• _What is being asked_
Without omitting anything, return the records precisely as given.

• _Material supplied_
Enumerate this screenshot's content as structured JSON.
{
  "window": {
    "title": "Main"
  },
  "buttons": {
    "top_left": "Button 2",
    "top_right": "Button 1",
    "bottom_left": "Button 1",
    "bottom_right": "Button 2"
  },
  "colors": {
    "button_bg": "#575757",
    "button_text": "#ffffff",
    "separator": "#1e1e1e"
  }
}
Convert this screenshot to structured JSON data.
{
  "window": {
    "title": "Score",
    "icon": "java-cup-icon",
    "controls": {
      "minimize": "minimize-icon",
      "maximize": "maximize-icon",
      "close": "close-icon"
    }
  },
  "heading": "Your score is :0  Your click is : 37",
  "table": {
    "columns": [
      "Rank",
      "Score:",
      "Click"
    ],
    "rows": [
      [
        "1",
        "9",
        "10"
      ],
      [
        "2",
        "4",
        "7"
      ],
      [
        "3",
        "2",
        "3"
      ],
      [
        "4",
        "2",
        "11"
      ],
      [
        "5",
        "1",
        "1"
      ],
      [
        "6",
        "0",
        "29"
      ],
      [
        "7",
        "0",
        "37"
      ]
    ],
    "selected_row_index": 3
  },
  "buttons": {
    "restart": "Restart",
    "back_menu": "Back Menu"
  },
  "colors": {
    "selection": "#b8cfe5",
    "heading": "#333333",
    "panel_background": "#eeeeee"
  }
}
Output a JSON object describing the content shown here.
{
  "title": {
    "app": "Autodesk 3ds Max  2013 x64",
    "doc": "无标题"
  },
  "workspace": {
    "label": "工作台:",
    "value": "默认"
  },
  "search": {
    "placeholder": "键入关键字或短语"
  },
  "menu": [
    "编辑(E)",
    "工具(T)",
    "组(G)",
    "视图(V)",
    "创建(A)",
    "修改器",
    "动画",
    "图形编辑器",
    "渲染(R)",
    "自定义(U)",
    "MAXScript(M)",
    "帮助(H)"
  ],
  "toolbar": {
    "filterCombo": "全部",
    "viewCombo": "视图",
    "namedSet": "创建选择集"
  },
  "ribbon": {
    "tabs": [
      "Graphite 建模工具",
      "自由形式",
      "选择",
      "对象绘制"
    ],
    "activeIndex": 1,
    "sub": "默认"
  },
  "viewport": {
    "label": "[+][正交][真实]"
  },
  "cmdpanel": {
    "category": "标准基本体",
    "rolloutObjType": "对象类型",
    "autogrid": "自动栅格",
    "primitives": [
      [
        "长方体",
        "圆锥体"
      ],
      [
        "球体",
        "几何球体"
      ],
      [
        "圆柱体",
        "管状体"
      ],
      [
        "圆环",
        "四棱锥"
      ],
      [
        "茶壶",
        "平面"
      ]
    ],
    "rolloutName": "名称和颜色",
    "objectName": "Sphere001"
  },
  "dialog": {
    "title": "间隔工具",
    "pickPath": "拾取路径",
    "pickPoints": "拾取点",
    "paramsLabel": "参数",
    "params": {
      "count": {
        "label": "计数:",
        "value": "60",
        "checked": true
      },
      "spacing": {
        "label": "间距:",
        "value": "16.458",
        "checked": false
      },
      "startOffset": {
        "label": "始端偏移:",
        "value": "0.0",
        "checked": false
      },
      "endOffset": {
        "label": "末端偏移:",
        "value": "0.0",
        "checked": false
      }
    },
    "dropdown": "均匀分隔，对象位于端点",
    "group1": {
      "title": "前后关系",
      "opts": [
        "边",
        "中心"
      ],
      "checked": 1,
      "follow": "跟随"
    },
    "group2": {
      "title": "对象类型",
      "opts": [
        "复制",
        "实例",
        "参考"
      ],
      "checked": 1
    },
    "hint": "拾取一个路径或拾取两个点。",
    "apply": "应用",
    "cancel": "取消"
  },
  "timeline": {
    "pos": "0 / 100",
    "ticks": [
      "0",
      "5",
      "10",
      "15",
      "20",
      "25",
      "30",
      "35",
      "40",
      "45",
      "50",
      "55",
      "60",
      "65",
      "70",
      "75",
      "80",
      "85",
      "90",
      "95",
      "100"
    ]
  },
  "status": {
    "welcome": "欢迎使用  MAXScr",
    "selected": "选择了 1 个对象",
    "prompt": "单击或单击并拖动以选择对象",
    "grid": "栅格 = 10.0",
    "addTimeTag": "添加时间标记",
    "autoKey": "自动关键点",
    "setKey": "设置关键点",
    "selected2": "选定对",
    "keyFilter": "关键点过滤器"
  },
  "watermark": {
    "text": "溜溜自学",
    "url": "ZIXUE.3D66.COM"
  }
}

• _Response to the exercise_
Enumerate this screenshot's content as structured JSON.
{
  "window": {
    "title": "Main"
  },
  "buttons": {
    "top_left": "Button 2",
    "top_right": "Button 1",
    "bottom_left": "Button 1",
    "bottom_right": "Button 2"
  },
  "colors": {
    "button_bg": "#575757",
    "button_text": "#ffffff",
    "separator": "#1e1e1e"
  }
}
Convert this screenshot to structured JSON data.
{
  "window": {
    "title": "Score",
    "icon": "java-cup-icon",
    "controls": {
      "minimize": "minimize-icon",
      "maximize": "maximize-icon",
      "close": "close-icon"
    }
  },
  "heading": "Your score is :0  Your click is : 37",
  "table": {
    "columns": [
      "Rank",
      "Score:",
      "Click"
    ],
    "rows": [
      [
        "1",
        "9",
        "10"
      ],
      [
        "2",
        "4",
        "7"
      ],
      [
        "3",
        "2",
        "3"
      ],
      [
        "4",
        "2",
        "11"
      ],
      [
        "5",
        "1",
        "1"
      ],
      [
        "6",
        "0",
        "29"
      ],
      [
        "7",
        "0",
        "37"
      ]
    ],
    "selected_row_index": 3
  },
  "buttons": {
    "restart": "Restart",
    "back_menu": "Back Menu"
  },
  "colors": {
    "selection": "#b8cfe5",
    "heading": "#333333",
    "panel_background": "#eeeeee"
  }
}
Output a JSON object describing the content shown here.
{
  "title": {
    "app": "Autodesk 3ds Max  2013 x64",
    "doc": "无标题"
  },
  "workspace": {
    "label": "工作台:",
    "value": "默认"
  },
  "search": {
    "placeholder": "键入关键字或短语"
  },
  "menu": [
    "编辑(E)",
    "工具(T)",
    "组(G)",
    "视图(V)",
    "创建(A)",
    "修改器",
    "动画",
    "图形编辑器",
    "渲染(R)",
    "自定义(U)",
    "MAXScript(M)",
    "帮助(H)"
  ],
  "toolbar": {
    "filterCombo": "全部",
    "viewCombo": "视图",
    "namedSet": "创建选择集"
  },
  "ribbon": {
    "tabs": [
      "Graphite 建模工具",
      "自由形式",
      "选择",
      "对象绘制"
    ],
    "activeIndex": 1,
    "sub": "默认"
  },
  "viewport": {
    "label": "[+][正交][真实]"
  },
  "cmdpanel": {
    "category": "标准基本体",
    "rolloutObjType": "对象类型",
    "autogrid": "自动栅格",
    "primitives": [
      [
        "长方体",
        "圆锥体"
      ],
      [
        "球体",
        "几何球体"
      ],
      [
        "圆柱体",
        "管状体"
      ],
      [
        "圆环",
        "四棱锥"
      ],
      [
        "茶壶",
        "平面"
      ]
    ],
    "rolloutName": "名称和颜色",
    "objectName": "Sphere001"
  },
  "dialog": {
    "title": "间隔工具",
    "pickPath": "拾取路径",
    "pickPoints": "拾取点",
    "paramsLabel": "参数",
    "params": {
      "count": {
        "label": "计数:",
        "value": "60",
        "checked": true
      },
      "spacing": {
        "label": "间距:",
        "value": "16.458",
        "checked": false
      },
      "startOffset": {
        "label": "始端偏移:",
        "value": "0.0",
        "checked": false
      },
      "endOffset": {
        "label": "末端偏移:",
        "value": "0.0",
        "checked": false
      }
    },
    "dropdown": "均匀分隔，对象位于端点",
    "group1": {
      "title": "前后关系",
      "opts": [
        "边",
        "中心"
      ],
      "checked": 1,
      "follow": "跟随"
    },
    "group2": {
      "title": "对象类型",
      "opts": [
        "复制",
        "实例",
        "参考"
      ],
      "checked": 1
    },
    "hint": "拾取一个路径或拾取两个点。",
    "apply": "应用",
    "cancel": "取消"
  },
  "timeline": {
    "pos": "0 / 100",
    "ticks": [
      "0",
      "5",
      "10",
      "15",
      "20",
      "25",
      "30",
      "35",
      "40",
      "45",
      "50",
      "55",
      "60",
      "65",
      "70",
      "75",
      "80",
      "85",
      "90",
      "95",
      "100"
    ]
  },
  "status": {
    "welcome": "欢迎使用  MAXScr",
    "selected": "选择了 1 个对象",
    "prompt": "单击或单击并拖动以选择对象",
    "grid": "栅格 = 10.0",
    "addTimeTag": "添加时间标记",
    "autoKey": "自动关键点",
    "setKey": "设置关键点",
    "selected2": "选定对",
    "keyFilter": "关键点过滤器"
  },
  "watermark": {
    "text": "溜溜自学",
    "url": "ZIXUE.3D66.COM"
  }
}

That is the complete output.